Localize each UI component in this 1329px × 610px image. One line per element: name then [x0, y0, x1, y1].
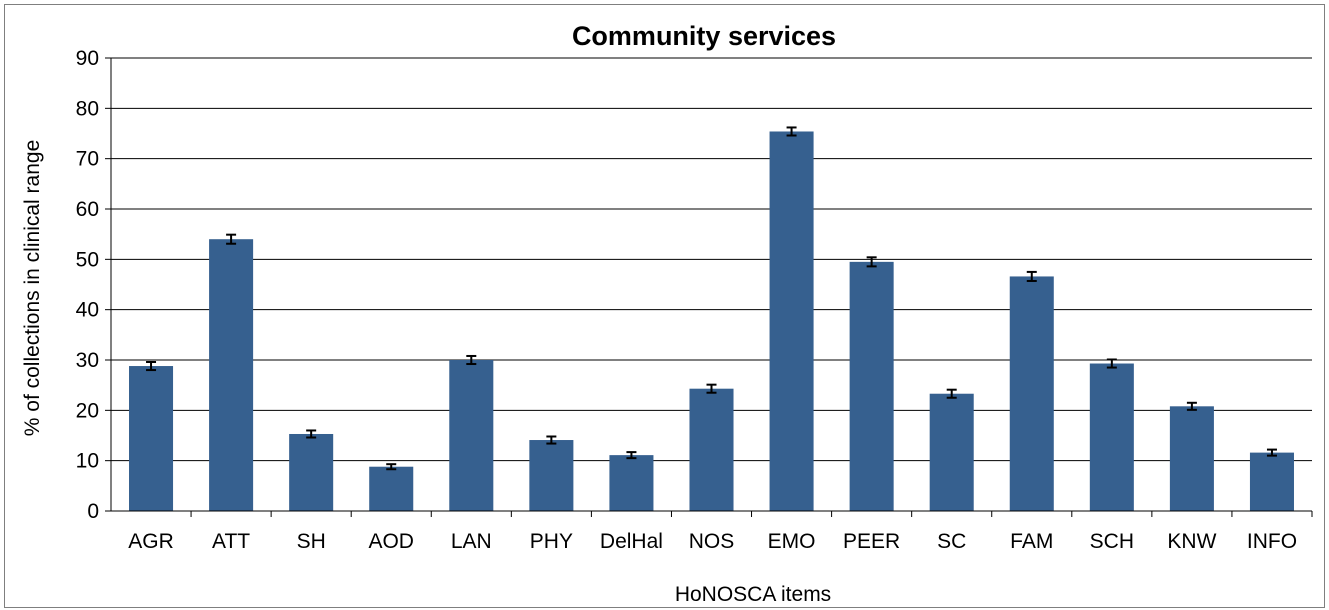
bar-agr	[129, 366, 174, 511]
bar-sc	[929, 393, 974, 511]
x-tick-label: EMO	[768, 530, 816, 553]
y-tick-label: 30	[76, 349, 99, 372]
y-tick-label: 10	[76, 450, 99, 473]
bar-peer	[849, 261, 894, 511]
x-tick-label: INFO	[1247, 530, 1297, 553]
y-tick-label: 80	[76, 97, 99, 120]
x-tick-label: NOS	[689, 530, 735, 553]
x-tick-label: ATT	[212, 530, 250, 553]
x-tick-label: SCH	[1090, 530, 1134, 553]
bar-att	[209, 239, 254, 511]
bar-phy	[529, 440, 574, 511]
y-tick-label: 20	[76, 399, 99, 422]
bar-aod	[369, 466, 414, 511]
bars	[129, 131, 1294, 511]
bar-info	[1249, 452, 1294, 511]
error-bars	[146, 126, 1277, 471]
x-tick-label: PHY	[530, 530, 573, 553]
y-tick-label: 90	[76, 47, 99, 70]
bar-knw	[1169, 406, 1214, 511]
x-tick-label: AOD	[368, 530, 414, 553]
bar-nos	[689, 388, 734, 511]
x-tick-label: KNW	[1167, 530, 1216, 553]
bar-sch	[1089, 363, 1134, 511]
x-axis-label: HoNOSCA items	[675, 583, 831, 606]
x-tick-label: SH	[297, 530, 326, 553]
y-tick-label: 70	[76, 148, 99, 171]
chart-title: Community services	[572, 21, 836, 51]
bar-fam	[1009, 276, 1054, 511]
y-axis-label: % of collections in clinical range	[21, 140, 44, 436]
x-tick-label: AGR	[128, 530, 174, 553]
x-tick-label: FAM	[1010, 530, 1053, 553]
x-tick-label: PEER	[843, 530, 900, 553]
axes	[105, 57, 1313, 517]
x-tick-label: LAN	[451, 530, 492, 553]
bar-delhal	[609, 455, 654, 511]
x-tick-labels: AGR ATT SH AOD LAN PHY DelHal NOS EMO PEER SC FAM SC…	[128, 530, 1297, 553]
bar-lan	[449, 360, 494, 511]
x-tick-label: DelHal	[600, 530, 663, 553]
y-tick-labels: 0 10 20 30 40 50 60 70 80 90	[76, 47, 99, 523]
y-tick-label: 0	[87, 500, 99, 523]
x-tick-label: SC	[937, 530, 966, 553]
bar-sh	[289, 433, 334, 511]
y-tick-label: 40	[76, 299, 99, 322]
y-tick-label: 50	[76, 248, 99, 271]
y-tick-label: 60	[76, 198, 99, 221]
bar-emo	[769, 131, 814, 511]
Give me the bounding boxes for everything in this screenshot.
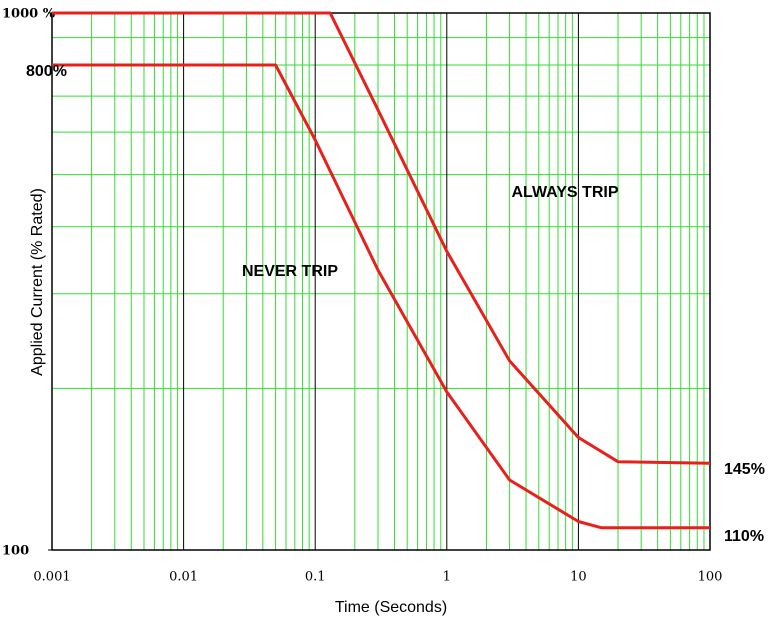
curve [52, 11, 711, 465]
annotation: NEVER TRIP [242, 263, 338, 280]
annotation: ALWAYS TRIP [512, 184, 619, 201]
annotation: 110% [724, 528, 764, 545]
x-tick-label: 0.01 [169, 570, 198, 585]
curve [52, 63, 710, 530]
annotation: 145% [724, 461, 765, 478]
y-tick-label: 100 [2, 544, 29, 559]
x-tick-label: 0.1 [305, 570, 326, 585]
x-tick-label: 10 [570, 570, 587, 585]
x-tick-label: 100 [698, 570, 723, 585]
x-axis-label: Time (Seconds) [335, 599, 447, 616]
x-tick-label: 1 [443, 570, 451, 585]
y-tick-label: 1000 % [2, 7, 56, 22]
plot-frame [51, 12, 711, 551]
y-axis-label: Applied Current (% Rated) [29, 188, 46, 376]
annotation: 800% [26, 63, 67, 80]
x-tick-label: 0.001 [33, 570, 70, 585]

◆ Written request:
Pull out every line of the records above that contains the string "this", and copy each one unchanged.

◆ Task response:
Localize each UI component in this 1329px × 610px image. One line per element: name then [x0, y0, x1, y1].
Give me the bounding boxes for everything in this screenshot.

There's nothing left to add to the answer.